### Job
Retype exactly the lines that run from the line with "What text is on this page?" to the final line of the entries, keeping both ends and nothing else.

### Extracted information
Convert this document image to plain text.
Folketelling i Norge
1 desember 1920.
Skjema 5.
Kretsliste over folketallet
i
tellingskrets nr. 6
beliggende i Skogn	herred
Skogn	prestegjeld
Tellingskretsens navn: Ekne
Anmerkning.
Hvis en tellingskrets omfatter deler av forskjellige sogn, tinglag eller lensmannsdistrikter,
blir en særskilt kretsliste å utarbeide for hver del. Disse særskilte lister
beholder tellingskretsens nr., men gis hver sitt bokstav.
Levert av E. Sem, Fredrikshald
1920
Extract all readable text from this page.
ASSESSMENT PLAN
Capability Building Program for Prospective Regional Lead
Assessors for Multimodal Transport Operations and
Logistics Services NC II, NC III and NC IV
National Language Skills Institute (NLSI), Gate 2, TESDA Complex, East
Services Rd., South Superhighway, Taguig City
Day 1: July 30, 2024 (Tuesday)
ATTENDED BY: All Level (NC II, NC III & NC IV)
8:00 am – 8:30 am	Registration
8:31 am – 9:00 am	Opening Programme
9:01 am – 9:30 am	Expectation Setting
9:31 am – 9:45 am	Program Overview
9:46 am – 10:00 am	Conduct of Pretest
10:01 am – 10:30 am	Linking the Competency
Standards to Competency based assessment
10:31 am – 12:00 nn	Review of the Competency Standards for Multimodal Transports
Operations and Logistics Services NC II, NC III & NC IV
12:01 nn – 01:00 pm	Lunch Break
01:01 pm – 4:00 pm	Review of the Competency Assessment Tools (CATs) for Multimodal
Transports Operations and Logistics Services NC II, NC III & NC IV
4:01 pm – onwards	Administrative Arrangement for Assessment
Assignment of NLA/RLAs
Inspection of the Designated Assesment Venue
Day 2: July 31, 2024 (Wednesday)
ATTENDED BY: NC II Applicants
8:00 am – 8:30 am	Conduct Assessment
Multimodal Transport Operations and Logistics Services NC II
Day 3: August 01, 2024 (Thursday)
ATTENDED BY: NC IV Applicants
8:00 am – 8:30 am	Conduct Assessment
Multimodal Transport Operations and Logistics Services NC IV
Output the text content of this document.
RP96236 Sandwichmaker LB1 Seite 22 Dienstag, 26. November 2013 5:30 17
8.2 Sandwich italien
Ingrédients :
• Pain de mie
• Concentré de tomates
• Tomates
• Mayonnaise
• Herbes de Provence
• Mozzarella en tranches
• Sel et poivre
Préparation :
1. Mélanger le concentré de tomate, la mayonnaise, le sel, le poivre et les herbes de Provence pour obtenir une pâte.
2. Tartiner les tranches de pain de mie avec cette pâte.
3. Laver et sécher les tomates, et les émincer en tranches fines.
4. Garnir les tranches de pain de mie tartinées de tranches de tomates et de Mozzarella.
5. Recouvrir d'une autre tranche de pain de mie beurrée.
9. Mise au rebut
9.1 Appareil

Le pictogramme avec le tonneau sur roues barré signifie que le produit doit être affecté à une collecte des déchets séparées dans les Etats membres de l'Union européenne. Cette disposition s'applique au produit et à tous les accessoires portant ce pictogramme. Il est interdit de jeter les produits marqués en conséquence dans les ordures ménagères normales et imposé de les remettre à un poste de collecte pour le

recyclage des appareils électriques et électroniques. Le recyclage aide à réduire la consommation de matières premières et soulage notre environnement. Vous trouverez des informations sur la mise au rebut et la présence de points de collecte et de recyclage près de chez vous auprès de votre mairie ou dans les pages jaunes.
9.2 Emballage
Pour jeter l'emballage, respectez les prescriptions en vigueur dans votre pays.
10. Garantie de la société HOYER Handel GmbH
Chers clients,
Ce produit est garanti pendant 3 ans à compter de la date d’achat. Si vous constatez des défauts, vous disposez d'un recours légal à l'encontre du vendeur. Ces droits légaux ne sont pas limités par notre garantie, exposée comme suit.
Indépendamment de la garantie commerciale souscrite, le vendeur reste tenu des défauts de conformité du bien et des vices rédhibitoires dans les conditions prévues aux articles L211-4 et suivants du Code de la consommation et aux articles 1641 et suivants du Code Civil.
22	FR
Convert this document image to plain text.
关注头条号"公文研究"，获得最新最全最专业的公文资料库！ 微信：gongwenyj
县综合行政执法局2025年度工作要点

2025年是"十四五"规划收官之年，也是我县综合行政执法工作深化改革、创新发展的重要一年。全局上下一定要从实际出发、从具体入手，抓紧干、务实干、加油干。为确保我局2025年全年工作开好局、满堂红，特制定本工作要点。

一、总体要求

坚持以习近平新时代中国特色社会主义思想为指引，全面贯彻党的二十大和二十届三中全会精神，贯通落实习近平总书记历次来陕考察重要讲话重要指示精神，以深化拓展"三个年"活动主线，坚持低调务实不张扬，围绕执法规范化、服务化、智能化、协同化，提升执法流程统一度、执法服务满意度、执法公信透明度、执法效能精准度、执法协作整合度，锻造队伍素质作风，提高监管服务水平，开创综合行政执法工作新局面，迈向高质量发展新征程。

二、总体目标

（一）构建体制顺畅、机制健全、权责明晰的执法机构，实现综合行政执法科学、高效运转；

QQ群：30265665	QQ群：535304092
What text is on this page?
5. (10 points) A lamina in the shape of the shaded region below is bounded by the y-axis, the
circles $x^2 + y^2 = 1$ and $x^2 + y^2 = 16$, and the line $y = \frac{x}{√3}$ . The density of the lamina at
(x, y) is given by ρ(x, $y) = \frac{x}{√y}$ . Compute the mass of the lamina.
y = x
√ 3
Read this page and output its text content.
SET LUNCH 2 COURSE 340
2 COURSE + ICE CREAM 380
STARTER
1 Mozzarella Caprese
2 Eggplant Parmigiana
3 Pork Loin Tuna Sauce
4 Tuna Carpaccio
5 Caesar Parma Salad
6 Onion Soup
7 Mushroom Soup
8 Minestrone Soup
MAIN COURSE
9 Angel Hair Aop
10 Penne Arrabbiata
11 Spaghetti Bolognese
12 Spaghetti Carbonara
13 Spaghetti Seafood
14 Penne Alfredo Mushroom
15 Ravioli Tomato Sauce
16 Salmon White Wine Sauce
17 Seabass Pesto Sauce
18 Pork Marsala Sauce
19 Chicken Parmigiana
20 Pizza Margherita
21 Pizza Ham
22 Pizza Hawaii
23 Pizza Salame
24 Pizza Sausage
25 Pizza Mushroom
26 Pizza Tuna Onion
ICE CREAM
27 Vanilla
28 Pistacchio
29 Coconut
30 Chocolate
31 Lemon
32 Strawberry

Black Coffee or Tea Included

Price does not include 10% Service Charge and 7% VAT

### Solution to this problem
What text is on this page?
5. (10 points) A lamina in the shape of the shaded region below is bounded by the y-axis, the
circles $x^2 + y^2 = 1$ and $x^2 + y^2 = 16$, and the line $y = \frac{x}{√3}$ . The density of the lamina at
(x, y) is given by ρ(x, $y) = \frac{x}{√y}$ . Compute the mass of the lamina.
y = x
√ 3
Read this page and output its text content.
SET LUNCH 2 COURSE 340
2 COURSE + ICE CREAM 380
STARTER
1 Mozzarella Caprese
2 Eggplant Parmigiana
3 Pork Loin Tuna Sauce
4 Tuna Carpaccio
5 Caesar Parma Salad
6 Onion Soup
7 Mushroom Soup
8 Minestrone Soup
MAIN COURSE
9 Angel Hair Aop
10 Penne Arrabbiata
11 Spaghetti Bolognese
12 Spaghetti Carbonara
13 Spaghetti Seafood
14 Penne Alfredo Mushroom
15 Ravioli Tomato Sauce
16 Salmon White Wine Sauce
17 Seabass Pesto Sauce
18 Pork Marsala Sauce
19 Chicken Parmigiana
20 Pizza Margherita
21 Pizza Ham
22 Pizza Hawaii
23 Pizza Salame
24 Pizza Sausage
25 Pizza Mushroom
26 Pizza Tuna Onion
ICE CREAM
27 Vanilla
28 Pistacchio
29 Coconut
30 Chocolate
31 Lemon
32 Strawberry

Black Coffee or Tea Included

Price does not include 10% Service Charge and 7% VAT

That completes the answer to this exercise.